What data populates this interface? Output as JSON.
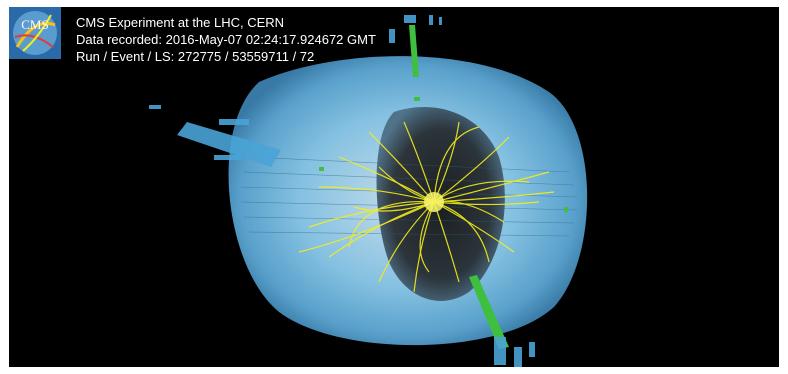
{
  "overlay": {
    "logo_text": "CMS",
    "lines": [
      "CMS Experiment at the LHC, CERN",
      "Data recorded: 2016-May-07 02:24:17.924672 GMT",
      "Run / Event / LS: 272775 / 53559711 / 72"
    ]
  },
  "colors": {
    "background": "#000000",
    "detector": "#7ec4e8",
    "tracks": "#f4ee1a",
    "jets": "#3fbf3f",
    "muon_chambers": "#4aa3d6"
  }
}
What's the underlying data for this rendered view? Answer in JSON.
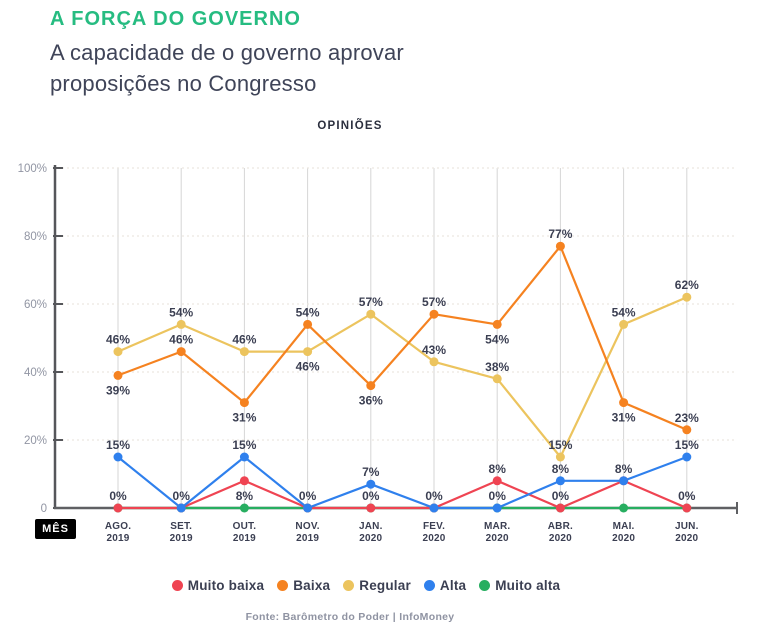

What the task requires:
Copy out the entries verbatim and leave the images out.

The output:
What data populates this interface? Output as JSON.
{
  "overlay": {
    "logo_text": "CMS",
    "lines": [
      "CMS Experiment at the LHC, CERN",
      "Data recorded: 2016-May-07 02:24:17.924672 GMT",
      "Run / Event / LS: 272775 / 53559711 / 72"
    ]
  },
  "colors": {
    "background": "#000000",
    "detector": "#7ec4e8",
    "tracks": "#f4ee1a",
    "jets": "#3fbf3f",
    "muon_chambers": "#4aa3d6"
  }
}
What's the underlying data for this rendered view? Answer in JSON.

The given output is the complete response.